▶
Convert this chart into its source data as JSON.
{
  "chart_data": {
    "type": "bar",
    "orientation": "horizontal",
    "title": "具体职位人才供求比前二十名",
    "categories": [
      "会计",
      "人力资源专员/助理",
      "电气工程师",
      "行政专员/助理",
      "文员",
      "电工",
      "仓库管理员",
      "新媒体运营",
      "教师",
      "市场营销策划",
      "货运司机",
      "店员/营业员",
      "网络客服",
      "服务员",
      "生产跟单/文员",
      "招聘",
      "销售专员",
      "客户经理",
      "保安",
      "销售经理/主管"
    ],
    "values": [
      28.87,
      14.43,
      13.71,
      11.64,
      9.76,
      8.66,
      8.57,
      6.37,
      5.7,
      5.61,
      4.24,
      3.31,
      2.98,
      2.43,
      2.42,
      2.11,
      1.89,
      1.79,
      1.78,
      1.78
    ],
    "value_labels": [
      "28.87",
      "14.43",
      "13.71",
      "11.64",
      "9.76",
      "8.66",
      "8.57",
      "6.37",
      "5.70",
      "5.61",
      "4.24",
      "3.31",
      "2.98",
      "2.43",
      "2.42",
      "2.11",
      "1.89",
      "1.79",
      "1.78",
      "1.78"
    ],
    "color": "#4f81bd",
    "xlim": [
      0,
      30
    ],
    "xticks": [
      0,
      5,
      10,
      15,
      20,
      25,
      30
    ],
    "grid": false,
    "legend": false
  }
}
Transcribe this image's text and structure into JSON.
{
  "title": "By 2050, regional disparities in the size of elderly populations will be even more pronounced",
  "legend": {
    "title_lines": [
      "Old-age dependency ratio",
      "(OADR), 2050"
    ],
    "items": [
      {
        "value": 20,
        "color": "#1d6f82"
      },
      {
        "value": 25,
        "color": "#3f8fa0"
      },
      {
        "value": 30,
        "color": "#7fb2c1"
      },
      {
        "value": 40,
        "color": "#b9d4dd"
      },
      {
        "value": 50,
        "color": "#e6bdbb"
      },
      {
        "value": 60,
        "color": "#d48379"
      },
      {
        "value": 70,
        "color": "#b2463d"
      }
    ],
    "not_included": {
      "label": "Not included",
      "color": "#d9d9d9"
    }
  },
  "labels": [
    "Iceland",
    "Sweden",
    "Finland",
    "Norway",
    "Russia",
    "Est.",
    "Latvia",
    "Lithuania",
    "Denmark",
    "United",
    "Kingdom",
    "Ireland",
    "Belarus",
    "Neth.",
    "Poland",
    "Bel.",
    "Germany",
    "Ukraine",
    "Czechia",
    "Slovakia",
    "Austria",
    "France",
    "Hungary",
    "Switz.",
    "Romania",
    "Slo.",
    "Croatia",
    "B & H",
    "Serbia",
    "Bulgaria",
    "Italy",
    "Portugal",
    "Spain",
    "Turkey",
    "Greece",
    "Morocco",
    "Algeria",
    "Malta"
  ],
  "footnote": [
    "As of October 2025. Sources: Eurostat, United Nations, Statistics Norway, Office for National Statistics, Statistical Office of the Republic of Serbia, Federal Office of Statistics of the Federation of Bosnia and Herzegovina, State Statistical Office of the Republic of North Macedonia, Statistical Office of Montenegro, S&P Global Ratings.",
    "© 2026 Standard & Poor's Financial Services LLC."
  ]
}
◀
▶ _Task requirements_:
Using the entries above, please restate each one word for word.

▶ _Exercise result_:
Convert this chart into its source data as JSON.
{
  "chart_data": {
    "type": "bar",
    "orientation": "horizontal",
    "title": "具体职位人才供求比前二十名",
    "categories": [
      "会计",
      "人力资源专员/助理",
      "电气工程师",
      "行政专员/助理",
      "文员",
      "电工",
      "仓库管理员",
      "新媒体运营",
      "教师",
      "市场营销策划",
      "货运司机",
      "店员/营业员",
      "网络客服",
      "服务员",
      "生产跟单/文员",
      "招聘",
      "销售专员",
      "客户经理",
      "保安",
      "销售经理/主管"
    ],
    "values": [
      28.87,
      14.43,
      13.71,
      11.64,
      9.76,
      8.66,
      8.57,
      6.37,
      5.7,
      5.61,
      4.24,
      3.31,
      2.98,
      2.43,
      2.42,
      2.11,
      1.89,
      1.79,
      1.78,
      1.78
    ],
    "value_labels": [
      "28.87",
      "14.43",
      "13.71",
      "11.64",
      "9.76",
      "8.66",
      "8.57",
      "6.37",
      "5.70",
      "5.61",
      "4.24",
      "3.31",
      "2.98",
      "2.43",
      "2.42",
      "2.11",
      "1.89",
      "1.79",
      "1.78",
      "1.78"
    ],
    "color": "#4f81bd",
    "xlim": [
      0,
      30
    ],
    "xticks": [
      0,
      5,
      10,
      15,
      20,
      25,
      30
    ],
    "grid": false,
    "legend": false
  }
}
Transcribe this image's text and structure into JSON.
{
  "title": "By 2050, regional disparities in the size of elderly populations will be even more pronounced",
  "legend": {
    "title_lines": [
      "Old-age dependency ratio",
      "(OADR), 2050"
    ],
    "items": [
      {
        "value": 20,
        "color": "#1d6f82"
      },
      {
        "value": 25,
        "color": "#3f8fa0"
      },
      {
        "value": 30,
        "color": "#7fb2c1"
      },
      {
        "value": 40,
        "color": "#b9d4dd"
      },
      {
        "value": 50,
        "color": "#e6bdbb"
      },
      {
        "value": 60,
        "color": "#d48379"
      },
      {
        "value": 70,
        "color": "#b2463d"
      }
    ],
    "not_included": {
      "label": "Not included",
      "color": "#d9d9d9"
    }
  },
  "labels": [
    "Iceland",
    "Sweden",
    "Finland",
    "Norway",
    "Russia",
    "Est.",
    "Latvia",
    "Lithuania",
    "Denmark",
    "United",
    "Kingdom",
    "Ireland",
    "Belarus",
    "Neth.",
    "Poland",
    "Bel.",
    "Germany",
    "Ukraine",
    "Czechia",
    "Slovakia",
    "Austria",
    "France",
    "Hungary",
    "Switz.",
    "Romania",
    "Slo.",
    "Croatia",
    "B & H",
    "Serbia",
    "Bulgaria",
    "Italy",
    "Portugal",
    "Spain",
    "Turkey",
    "Greece",
    "Morocco",
    "Algeria",
    "Malta"
  ],
  "footnote": [
    "As of October 2025. Sources: Eurostat, United Nations, Statistics Norway, Office for National Statistics, Statistical Office of the Republic of Serbia, Federal Office of Statistics of the Federation of Bosnia and Herzegovina, State Statistical Office of the Republic of North Macedonia, Statistical Office of Montenegro, S&P Global Ratings.",
    "© 2026 Standard & Poor's Financial Services LLC."
  ]
}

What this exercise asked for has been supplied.